[Dataset entries]
[BEGIN]

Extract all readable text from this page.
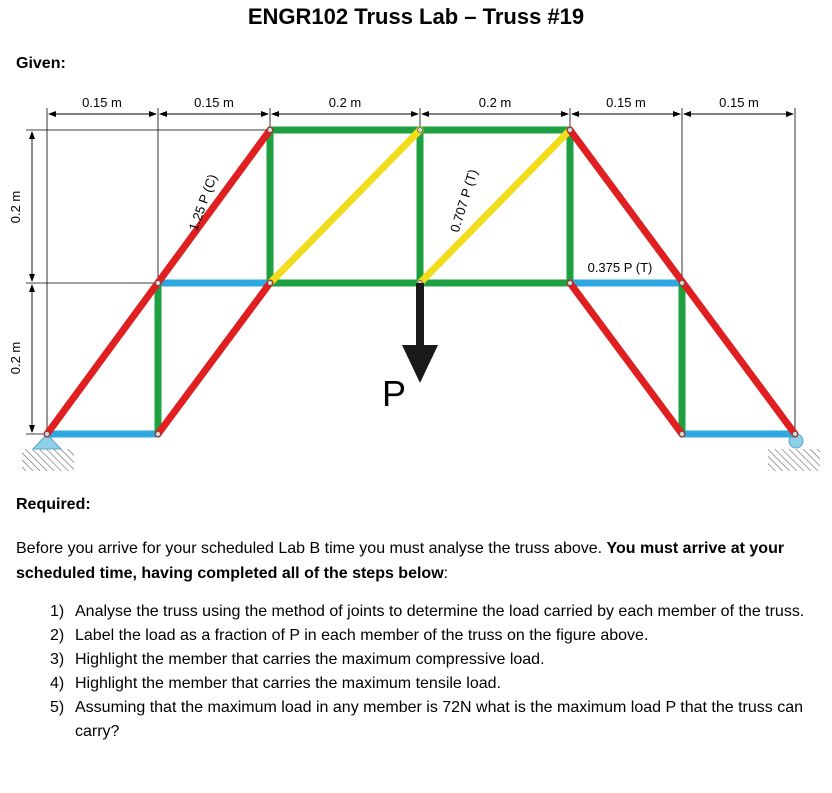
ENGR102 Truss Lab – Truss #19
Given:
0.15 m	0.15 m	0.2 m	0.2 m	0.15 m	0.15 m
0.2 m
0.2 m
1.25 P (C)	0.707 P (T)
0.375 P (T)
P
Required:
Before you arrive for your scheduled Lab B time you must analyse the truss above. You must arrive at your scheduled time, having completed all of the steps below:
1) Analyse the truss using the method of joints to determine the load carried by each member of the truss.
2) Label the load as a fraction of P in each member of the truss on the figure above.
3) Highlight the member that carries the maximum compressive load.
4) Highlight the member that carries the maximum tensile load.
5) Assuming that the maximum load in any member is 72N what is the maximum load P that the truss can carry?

[END]
[BEGIN]

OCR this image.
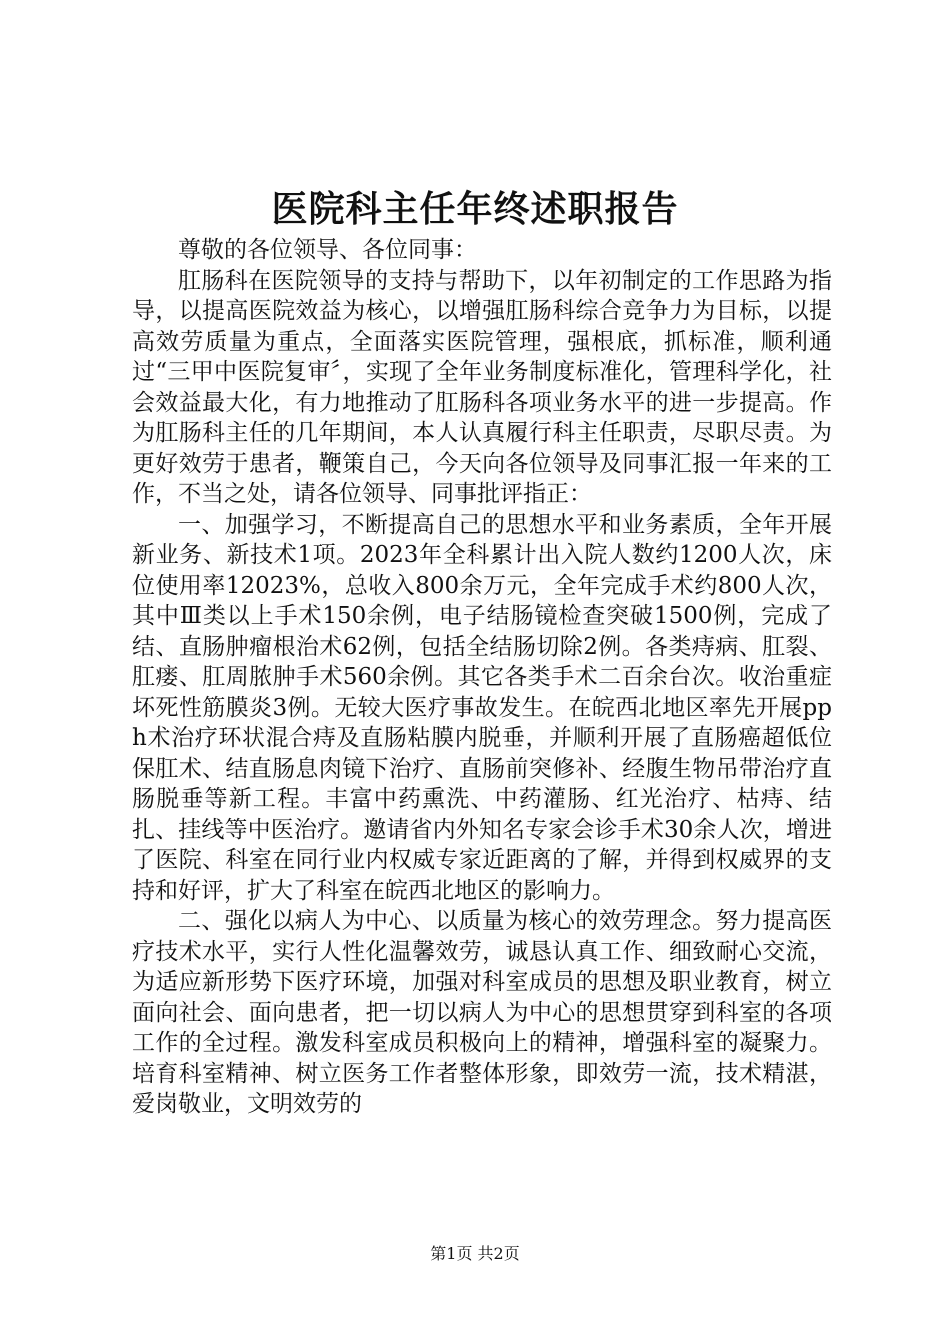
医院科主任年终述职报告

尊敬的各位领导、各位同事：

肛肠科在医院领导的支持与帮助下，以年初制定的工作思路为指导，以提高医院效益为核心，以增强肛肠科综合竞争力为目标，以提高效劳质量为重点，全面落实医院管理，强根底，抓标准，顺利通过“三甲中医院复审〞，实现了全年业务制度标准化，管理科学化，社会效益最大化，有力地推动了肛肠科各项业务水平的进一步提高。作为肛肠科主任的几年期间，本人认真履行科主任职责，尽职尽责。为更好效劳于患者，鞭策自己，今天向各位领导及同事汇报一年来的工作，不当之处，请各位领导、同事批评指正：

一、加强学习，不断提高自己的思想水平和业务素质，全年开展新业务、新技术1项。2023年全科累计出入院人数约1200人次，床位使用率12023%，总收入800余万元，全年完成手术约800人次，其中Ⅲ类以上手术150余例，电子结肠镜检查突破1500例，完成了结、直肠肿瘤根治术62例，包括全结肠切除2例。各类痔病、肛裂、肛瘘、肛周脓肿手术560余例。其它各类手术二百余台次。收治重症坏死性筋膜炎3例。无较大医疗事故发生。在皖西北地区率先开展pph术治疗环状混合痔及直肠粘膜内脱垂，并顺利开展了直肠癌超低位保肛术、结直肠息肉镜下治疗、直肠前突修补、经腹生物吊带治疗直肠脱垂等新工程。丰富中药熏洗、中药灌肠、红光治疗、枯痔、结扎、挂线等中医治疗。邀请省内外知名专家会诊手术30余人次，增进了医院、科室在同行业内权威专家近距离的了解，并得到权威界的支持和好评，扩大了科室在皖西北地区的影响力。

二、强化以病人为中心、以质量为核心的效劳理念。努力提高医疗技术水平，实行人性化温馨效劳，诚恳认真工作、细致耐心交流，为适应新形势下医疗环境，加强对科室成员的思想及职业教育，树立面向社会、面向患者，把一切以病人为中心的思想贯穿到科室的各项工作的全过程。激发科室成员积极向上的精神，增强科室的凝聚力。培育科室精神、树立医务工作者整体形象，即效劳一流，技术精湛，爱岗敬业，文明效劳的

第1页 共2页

[END]

Task to carry out: List all lines from the entries that include the word "each".

The output:
1) Analyse the truss using the method of joints to determine the load carried by each member of the truss.
2) Label the load as a fraction of P in each member of the truss on the figure above.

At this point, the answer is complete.